Short exercise
Filter the records for lines holding the string "jeden".
--- START OF Available records ---
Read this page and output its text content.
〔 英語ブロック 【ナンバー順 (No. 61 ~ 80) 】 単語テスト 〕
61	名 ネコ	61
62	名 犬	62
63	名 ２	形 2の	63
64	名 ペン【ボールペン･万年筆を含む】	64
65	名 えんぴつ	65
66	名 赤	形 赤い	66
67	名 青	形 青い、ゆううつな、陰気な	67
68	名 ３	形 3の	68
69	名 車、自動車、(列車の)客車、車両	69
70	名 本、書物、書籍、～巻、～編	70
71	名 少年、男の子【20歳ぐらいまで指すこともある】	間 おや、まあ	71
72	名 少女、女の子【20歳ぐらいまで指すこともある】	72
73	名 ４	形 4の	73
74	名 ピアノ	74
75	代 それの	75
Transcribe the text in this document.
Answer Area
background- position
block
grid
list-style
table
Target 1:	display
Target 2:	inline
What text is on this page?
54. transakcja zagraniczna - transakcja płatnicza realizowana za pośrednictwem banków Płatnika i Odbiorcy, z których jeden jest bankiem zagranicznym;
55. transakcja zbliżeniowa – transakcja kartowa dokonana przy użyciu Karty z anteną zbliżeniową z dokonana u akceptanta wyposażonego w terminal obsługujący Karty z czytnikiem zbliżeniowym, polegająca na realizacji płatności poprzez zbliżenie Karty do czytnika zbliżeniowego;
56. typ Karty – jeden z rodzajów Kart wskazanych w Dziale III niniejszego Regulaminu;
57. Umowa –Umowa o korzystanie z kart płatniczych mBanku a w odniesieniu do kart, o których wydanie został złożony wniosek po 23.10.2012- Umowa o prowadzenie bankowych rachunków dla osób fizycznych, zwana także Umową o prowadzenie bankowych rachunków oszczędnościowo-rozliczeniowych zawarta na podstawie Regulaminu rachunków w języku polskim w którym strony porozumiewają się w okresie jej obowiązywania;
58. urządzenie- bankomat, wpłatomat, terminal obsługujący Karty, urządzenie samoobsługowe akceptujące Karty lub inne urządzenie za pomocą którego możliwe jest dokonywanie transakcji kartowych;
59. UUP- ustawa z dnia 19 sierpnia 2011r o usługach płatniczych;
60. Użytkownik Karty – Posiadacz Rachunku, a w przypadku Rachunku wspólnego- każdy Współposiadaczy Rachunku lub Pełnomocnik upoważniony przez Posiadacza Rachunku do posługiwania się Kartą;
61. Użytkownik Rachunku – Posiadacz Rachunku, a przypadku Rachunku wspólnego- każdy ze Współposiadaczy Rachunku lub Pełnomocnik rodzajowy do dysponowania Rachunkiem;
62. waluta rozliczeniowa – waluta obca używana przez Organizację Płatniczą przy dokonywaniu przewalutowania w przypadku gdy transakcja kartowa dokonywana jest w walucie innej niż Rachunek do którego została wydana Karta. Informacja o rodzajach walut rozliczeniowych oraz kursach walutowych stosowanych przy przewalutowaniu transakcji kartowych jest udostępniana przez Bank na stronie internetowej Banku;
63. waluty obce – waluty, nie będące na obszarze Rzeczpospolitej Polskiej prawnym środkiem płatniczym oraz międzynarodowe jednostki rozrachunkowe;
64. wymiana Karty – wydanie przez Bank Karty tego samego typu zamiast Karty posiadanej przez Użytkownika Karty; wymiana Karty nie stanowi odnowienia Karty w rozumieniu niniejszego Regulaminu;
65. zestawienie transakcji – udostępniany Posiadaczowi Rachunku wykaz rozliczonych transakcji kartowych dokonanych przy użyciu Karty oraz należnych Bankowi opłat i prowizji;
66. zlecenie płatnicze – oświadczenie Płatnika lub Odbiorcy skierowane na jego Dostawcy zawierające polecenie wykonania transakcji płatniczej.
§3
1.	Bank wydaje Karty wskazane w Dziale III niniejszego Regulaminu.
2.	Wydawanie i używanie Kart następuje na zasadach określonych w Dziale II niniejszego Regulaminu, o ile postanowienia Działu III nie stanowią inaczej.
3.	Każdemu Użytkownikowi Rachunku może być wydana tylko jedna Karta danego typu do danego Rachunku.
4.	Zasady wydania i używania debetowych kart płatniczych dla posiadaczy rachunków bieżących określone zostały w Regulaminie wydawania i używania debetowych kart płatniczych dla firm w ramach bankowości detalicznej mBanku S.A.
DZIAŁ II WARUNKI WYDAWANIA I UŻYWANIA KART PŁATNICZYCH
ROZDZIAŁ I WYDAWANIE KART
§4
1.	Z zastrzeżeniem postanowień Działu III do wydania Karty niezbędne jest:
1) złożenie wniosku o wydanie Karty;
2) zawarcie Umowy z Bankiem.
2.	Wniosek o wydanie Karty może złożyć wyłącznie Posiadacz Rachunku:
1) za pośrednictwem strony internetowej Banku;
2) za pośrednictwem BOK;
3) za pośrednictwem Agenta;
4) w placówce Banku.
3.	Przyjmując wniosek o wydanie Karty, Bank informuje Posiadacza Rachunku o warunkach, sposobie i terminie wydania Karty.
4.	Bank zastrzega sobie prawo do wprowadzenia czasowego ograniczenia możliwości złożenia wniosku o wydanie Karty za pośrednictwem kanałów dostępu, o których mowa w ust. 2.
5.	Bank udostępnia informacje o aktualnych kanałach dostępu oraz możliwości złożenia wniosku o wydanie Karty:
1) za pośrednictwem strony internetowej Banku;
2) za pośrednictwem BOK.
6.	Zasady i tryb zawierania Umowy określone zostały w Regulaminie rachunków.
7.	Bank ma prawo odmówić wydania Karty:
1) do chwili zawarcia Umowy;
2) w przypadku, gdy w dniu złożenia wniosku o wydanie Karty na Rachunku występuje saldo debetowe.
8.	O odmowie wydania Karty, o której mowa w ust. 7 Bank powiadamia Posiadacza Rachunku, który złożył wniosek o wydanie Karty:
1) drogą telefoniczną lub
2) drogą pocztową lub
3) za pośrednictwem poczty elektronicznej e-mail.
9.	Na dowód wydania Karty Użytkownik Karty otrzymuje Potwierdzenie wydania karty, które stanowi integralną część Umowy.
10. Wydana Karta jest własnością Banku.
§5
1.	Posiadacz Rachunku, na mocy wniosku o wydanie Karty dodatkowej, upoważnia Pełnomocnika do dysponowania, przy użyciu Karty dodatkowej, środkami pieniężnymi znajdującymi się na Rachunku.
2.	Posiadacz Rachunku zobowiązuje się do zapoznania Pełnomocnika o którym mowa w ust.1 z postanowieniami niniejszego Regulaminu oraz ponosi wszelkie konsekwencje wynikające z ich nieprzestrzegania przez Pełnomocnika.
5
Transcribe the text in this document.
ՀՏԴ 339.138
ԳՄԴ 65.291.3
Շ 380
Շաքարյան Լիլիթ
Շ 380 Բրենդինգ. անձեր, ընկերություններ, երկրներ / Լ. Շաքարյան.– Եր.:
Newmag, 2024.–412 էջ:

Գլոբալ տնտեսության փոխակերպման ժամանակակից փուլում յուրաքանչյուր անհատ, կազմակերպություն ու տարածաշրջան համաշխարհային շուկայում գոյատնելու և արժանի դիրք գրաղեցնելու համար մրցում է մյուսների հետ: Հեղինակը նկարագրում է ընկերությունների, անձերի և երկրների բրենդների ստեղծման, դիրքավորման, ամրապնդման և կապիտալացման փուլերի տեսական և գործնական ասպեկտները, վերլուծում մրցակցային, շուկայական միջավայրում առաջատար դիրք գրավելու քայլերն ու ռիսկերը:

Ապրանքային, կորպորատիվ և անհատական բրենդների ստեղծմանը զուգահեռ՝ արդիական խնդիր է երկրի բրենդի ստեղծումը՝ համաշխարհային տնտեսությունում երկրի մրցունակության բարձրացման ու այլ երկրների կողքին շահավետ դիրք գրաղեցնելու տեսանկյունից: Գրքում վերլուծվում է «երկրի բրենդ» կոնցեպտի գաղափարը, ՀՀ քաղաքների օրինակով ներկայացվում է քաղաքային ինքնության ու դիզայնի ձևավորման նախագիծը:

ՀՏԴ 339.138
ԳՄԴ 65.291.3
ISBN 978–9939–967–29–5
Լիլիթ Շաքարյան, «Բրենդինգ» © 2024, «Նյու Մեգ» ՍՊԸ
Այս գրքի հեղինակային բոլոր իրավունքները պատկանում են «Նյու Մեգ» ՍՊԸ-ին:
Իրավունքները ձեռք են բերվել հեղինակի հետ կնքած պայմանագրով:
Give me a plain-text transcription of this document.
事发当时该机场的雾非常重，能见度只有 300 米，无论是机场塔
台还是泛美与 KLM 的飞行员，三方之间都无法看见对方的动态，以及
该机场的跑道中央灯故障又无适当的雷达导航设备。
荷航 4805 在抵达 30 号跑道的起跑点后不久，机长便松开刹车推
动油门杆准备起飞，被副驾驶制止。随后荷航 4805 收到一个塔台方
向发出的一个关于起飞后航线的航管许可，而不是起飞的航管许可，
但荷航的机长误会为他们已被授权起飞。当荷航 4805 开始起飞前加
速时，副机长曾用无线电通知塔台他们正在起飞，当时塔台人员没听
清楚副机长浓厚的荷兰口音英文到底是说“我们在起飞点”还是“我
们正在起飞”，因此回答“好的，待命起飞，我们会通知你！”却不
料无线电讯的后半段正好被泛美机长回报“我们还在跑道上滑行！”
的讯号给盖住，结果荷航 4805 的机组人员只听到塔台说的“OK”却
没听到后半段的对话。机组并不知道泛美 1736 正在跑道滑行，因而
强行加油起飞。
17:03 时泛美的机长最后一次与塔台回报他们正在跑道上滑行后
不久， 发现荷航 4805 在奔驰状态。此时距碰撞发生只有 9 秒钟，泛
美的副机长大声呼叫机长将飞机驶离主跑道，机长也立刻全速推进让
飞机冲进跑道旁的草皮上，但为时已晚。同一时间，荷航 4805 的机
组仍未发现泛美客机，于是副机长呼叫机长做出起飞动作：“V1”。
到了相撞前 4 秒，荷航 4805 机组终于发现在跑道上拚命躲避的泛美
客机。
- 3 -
--- END OF Available records ---
The solution
54. transakcja zagraniczna - transakcja płatnicza realizowana za pośrednictwem banków Płatnika i Odbiorcy, z których jeden jest bankiem zagranicznym;
56. typ Karty – jeden z rodzajów Kart wskazanych w Dziale III niniejszego Regulaminu;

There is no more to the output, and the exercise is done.